LISTED ENTRIES:

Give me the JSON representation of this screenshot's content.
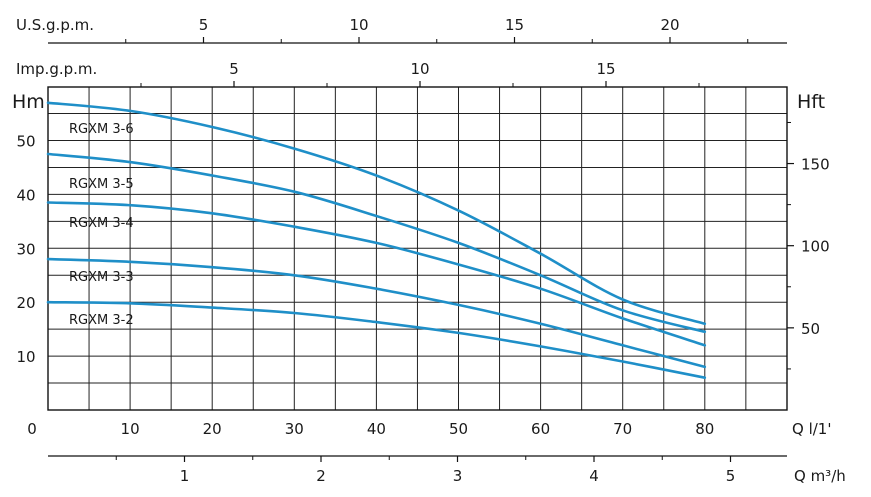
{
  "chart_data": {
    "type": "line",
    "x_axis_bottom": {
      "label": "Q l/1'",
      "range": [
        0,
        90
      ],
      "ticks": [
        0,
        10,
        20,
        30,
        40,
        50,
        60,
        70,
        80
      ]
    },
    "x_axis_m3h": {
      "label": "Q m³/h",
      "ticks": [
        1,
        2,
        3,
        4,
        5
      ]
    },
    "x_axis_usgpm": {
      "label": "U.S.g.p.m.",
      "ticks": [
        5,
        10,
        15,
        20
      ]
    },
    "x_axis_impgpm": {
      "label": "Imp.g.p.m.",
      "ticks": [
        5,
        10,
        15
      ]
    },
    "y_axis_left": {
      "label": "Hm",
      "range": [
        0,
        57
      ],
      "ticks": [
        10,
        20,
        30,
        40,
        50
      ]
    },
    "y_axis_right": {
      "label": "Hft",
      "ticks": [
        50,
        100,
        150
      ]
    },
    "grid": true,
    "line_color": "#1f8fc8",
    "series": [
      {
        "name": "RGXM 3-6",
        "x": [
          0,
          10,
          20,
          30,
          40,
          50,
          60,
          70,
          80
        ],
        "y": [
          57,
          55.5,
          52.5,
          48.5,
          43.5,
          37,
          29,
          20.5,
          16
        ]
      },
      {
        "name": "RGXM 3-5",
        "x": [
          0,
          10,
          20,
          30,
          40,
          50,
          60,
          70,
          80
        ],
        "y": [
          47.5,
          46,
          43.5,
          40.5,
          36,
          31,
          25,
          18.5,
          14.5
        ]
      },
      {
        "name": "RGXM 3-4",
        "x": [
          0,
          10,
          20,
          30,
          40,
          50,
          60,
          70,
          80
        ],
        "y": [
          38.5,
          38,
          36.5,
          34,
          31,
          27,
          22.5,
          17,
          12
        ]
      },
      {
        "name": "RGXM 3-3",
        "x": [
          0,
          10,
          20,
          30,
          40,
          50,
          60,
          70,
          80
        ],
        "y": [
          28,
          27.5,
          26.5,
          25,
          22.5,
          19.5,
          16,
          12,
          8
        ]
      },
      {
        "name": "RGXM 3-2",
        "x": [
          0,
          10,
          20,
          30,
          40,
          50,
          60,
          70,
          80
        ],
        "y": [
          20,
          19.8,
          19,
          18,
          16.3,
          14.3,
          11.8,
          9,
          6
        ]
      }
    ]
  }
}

GOAL OF THE EXERCISE:
Extract, from the material above, each line holding the word "label".

RESPONSE TO THIS TASK:
      "label": "Q l/1'",
      "label": "Q m³/h",
      "label": "U.S.g.p.m.",
      "label": "Imp.g.p.m.",
      "label": "Hm",
      "label": "Hft",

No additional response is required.